#### [Your task]
Each entry below is to be printed verbatim.

Data records
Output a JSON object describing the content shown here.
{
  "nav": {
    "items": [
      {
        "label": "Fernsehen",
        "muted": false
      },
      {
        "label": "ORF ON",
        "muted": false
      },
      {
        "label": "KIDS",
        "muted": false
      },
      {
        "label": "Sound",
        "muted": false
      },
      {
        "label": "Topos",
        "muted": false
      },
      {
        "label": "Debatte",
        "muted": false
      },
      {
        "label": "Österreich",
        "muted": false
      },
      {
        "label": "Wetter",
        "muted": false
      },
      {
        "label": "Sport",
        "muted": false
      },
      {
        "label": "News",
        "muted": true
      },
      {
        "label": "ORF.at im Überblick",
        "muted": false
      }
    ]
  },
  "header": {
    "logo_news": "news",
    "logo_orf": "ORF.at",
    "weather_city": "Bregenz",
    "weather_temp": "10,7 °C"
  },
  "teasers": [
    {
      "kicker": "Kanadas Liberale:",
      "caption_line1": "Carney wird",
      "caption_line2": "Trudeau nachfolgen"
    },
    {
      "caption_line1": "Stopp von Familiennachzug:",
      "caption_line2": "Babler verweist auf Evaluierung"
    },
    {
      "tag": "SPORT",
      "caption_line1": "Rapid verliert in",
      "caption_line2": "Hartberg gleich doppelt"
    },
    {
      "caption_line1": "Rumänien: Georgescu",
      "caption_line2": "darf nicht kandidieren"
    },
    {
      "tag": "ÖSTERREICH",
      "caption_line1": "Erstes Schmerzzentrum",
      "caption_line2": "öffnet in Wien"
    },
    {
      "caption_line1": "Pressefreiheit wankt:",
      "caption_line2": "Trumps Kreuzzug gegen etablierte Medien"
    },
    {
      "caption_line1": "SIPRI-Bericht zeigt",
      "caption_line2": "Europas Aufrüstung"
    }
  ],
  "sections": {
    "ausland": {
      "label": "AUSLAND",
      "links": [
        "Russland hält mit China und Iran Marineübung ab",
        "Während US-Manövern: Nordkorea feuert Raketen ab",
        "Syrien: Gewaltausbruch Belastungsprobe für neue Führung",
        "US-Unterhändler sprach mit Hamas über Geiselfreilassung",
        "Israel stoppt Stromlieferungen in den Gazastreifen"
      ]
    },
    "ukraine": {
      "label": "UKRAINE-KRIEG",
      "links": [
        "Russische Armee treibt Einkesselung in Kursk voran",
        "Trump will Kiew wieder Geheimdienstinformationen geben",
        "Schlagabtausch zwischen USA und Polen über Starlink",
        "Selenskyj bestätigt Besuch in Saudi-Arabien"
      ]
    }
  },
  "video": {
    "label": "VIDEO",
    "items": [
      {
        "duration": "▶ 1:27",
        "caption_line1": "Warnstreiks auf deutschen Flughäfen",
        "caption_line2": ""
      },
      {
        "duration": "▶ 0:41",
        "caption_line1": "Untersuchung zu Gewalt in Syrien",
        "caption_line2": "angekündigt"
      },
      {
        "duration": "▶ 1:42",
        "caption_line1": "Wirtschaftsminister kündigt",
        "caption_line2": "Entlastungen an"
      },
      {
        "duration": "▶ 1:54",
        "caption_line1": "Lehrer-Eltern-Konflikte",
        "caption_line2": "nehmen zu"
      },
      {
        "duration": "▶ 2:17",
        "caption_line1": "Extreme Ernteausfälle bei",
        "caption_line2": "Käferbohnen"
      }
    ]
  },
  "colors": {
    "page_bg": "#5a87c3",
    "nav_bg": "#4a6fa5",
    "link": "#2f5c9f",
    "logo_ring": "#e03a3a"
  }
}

#### [Completed exercise]
Output a JSON object describing the content shown here.
{
  "nav": {
    "items": [
      {
        "label": "Fernsehen",
        "muted": false
      },
      {
        "label": "ORF ON",
        "muted": false
      },
      {
        "label": "KIDS",
        "muted": false
      },
      {
        "label": "Sound",
        "muted": false
      },
      {
        "label": "Topos",
        "muted": false
      },
      {
        "label": "Debatte",
        "muted": false
      },
      {
        "label": "Österreich",
        "muted": false
      },
      {
        "label": "Wetter",
        "muted": false
      },
      {
        "label": "Sport",
        "muted": false
      },
      {
        "label": "News",
        "muted": true
      },
      {
        "label": "ORF.at im Überblick",
        "muted": false
      }
    ]
  },
  "header": {
    "logo_news": "news",
    "logo_orf": "ORF.at",
    "weather_city": "Bregenz",
    "weather_temp": "10,7 °C"
  },
  "teasers": [
    {
      "kicker": "Kanadas Liberale:",
      "caption_line1": "Carney wird",
      "caption_line2": "Trudeau nachfolgen"
    },
    {
      "caption_line1": "Stopp von Familiennachzug:",
      "caption_line2": "Babler verweist auf Evaluierung"
    },
    {
      "tag": "SPORT",
      "caption_line1": "Rapid verliert in",
      "caption_line2": "Hartberg gleich doppelt"
    },
    {
      "caption_line1": "Rumänien: Georgescu",
      "caption_line2": "darf nicht kandidieren"
    },
    {
      "tag": "ÖSTERREICH",
      "caption_line1": "Erstes Schmerzzentrum",
      "caption_line2": "öffnet in Wien"
    },
    {
      "caption_line1": "Pressefreiheit wankt:",
      "caption_line2": "Trumps Kreuzzug gegen etablierte Medien"
    },
    {
      "caption_line1": "SIPRI-Bericht zeigt",
      "caption_line2": "Europas Aufrüstung"
    }
  ],
  "sections": {
    "ausland": {
      "label": "AUSLAND",
      "links": [
        "Russland hält mit China und Iran Marineübung ab",
        "Während US-Manövern: Nordkorea feuert Raketen ab",
        "Syrien: Gewaltausbruch Belastungsprobe für neue Führung",
        "US-Unterhändler sprach mit Hamas über Geiselfreilassung",
        "Israel stoppt Stromlieferungen in den Gazastreifen"
      ]
    },
    "ukraine": {
      "label": "UKRAINE-KRIEG",
      "links": [
        "Russische Armee treibt Einkesselung in Kursk voran",
        "Trump will Kiew wieder Geheimdienstinformationen geben",
        "Schlagabtausch zwischen USA und Polen über Starlink",
        "Selenskyj bestätigt Besuch in Saudi-Arabien"
      ]
    }
  },
  "video": {
    "label": "VIDEO",
    "items": [
      {
        "duration": "▶ 1:27",
        "caption_line1": "Warnstreiks auf deutschen Flughäfen",
        "caption_line2": ""
      },
      {
        "duration": "▶ 0:41",
        "caption_line1": "Untersuchung zu Gewalt in Syrien",
        "caption_line2": "angekündigt"
      },
      {
        "duration": "▶ 1:42",
        "caption_line1": "Wirtschaftsminister kündigt",
        "caption_line2": "Entlastungen an"
      },
      {
        "duration": "▶ 1:54",
        "caption_line1": "Lehrer-Eltern-Konflikte",
        "caption_line2": "nehmen zu"
      },
      {
        "duration": "▶ 2:17",
        "caption_line1": "Extreme Ernteausfälle bei",
        "caption_line2": "Käferbohnen"
      }
    ]
  },
  "colors": {
    "page_bg": "#5a87c3",
    "nav_bg": "#4a6fa5",
    "link": "#2f5c9f",
    "logo_ring": "#e03a3a"
  }
}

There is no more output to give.